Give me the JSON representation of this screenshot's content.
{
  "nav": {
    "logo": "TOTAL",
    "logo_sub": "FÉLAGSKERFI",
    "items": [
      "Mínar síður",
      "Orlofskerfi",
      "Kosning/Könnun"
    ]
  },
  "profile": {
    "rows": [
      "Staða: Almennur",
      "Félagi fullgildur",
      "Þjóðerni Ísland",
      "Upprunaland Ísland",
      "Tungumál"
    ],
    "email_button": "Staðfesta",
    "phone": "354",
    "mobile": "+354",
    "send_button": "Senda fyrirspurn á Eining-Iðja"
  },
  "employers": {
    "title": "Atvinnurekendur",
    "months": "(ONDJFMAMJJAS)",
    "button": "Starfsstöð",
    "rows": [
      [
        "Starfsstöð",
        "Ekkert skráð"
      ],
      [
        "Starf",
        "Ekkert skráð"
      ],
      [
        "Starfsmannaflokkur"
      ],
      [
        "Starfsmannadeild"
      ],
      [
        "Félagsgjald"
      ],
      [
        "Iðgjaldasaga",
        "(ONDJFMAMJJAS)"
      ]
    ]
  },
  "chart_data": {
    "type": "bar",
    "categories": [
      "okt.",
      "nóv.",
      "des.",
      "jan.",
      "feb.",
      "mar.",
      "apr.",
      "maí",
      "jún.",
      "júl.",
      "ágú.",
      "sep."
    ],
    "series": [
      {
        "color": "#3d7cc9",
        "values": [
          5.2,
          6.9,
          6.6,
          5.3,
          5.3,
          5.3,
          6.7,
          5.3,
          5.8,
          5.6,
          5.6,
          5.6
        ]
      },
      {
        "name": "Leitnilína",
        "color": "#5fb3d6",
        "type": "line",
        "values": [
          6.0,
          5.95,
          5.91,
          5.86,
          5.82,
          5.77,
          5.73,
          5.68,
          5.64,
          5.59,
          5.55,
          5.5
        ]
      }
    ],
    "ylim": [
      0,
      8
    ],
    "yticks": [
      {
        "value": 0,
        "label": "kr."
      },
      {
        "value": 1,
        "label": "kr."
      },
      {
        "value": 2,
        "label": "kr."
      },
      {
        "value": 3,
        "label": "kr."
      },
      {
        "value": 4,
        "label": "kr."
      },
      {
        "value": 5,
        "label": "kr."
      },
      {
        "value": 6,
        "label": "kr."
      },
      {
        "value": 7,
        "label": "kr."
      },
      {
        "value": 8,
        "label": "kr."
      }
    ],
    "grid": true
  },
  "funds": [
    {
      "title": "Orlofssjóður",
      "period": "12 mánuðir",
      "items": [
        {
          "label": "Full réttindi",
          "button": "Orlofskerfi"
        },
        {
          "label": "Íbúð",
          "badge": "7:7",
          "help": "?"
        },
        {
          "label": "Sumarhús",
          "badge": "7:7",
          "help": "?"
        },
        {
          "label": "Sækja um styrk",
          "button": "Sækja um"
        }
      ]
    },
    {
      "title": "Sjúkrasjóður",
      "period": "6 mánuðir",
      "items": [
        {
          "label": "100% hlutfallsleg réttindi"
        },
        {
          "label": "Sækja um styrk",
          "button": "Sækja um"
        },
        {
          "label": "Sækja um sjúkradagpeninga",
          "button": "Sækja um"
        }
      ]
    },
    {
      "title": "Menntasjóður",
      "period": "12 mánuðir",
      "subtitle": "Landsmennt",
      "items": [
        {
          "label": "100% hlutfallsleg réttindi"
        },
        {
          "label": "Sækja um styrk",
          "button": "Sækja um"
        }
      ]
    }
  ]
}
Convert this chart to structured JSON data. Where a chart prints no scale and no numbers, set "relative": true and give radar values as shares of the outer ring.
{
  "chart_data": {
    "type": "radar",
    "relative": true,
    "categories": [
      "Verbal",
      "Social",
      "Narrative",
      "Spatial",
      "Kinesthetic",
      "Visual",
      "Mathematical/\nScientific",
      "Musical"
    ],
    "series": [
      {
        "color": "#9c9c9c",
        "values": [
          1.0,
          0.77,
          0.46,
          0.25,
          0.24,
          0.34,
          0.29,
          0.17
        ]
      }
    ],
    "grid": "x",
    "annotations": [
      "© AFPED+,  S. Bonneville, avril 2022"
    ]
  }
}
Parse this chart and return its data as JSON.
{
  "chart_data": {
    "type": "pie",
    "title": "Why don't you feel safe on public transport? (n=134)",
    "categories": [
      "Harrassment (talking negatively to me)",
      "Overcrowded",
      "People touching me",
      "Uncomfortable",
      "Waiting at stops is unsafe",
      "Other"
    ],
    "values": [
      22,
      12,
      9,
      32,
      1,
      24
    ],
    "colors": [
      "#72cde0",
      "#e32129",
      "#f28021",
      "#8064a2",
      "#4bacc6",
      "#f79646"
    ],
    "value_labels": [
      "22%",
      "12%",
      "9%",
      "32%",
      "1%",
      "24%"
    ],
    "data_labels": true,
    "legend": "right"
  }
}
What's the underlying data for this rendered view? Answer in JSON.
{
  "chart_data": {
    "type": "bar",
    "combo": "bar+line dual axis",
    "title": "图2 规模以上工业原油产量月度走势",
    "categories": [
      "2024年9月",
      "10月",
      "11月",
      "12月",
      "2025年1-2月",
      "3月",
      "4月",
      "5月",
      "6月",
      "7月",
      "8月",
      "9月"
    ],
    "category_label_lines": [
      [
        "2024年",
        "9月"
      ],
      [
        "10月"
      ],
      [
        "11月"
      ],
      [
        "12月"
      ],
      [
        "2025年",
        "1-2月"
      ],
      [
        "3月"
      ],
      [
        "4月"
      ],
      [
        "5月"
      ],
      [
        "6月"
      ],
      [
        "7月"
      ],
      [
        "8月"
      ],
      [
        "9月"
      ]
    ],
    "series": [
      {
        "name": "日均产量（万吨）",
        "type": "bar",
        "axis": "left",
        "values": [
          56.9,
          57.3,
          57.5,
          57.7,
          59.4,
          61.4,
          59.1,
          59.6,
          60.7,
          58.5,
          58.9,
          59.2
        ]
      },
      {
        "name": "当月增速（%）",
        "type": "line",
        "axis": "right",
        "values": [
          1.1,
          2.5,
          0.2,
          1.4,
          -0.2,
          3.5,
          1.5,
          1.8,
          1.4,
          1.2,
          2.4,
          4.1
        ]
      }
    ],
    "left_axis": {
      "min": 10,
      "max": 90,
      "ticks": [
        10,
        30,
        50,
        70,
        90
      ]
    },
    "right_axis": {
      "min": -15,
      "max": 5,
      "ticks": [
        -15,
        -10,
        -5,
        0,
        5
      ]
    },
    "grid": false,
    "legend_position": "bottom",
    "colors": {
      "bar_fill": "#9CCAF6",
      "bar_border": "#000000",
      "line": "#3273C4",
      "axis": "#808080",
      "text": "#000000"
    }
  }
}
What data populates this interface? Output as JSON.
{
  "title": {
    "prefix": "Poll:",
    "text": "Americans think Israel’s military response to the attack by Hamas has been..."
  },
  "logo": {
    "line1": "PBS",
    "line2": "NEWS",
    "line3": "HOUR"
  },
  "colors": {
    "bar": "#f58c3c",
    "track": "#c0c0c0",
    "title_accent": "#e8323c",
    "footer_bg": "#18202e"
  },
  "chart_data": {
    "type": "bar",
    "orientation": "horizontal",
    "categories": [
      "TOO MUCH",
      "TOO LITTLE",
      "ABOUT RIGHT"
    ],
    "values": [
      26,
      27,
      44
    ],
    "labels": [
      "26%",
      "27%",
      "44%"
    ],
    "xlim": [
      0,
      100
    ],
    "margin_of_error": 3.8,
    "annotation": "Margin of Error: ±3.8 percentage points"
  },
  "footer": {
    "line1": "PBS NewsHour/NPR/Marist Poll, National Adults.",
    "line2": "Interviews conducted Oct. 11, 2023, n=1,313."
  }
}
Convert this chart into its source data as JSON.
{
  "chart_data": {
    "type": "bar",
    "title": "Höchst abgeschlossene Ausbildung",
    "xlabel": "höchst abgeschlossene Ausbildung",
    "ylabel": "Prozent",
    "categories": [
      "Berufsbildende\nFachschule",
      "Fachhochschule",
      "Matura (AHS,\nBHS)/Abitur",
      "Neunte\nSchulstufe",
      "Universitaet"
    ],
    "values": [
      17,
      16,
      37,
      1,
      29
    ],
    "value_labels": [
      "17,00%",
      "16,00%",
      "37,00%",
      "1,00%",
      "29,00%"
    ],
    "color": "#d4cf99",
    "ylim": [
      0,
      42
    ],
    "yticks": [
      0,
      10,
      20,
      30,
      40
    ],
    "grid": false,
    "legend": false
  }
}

[WHAT TO PRODUCE] From the entries above, copy out every line where the string "abgeschlossene" appears.

[TASK RESPONSE]
    "title": "Höchst abgeschlossene Ausbildung",
    "xlabel": "höchst abgeschlossene Ausbildung",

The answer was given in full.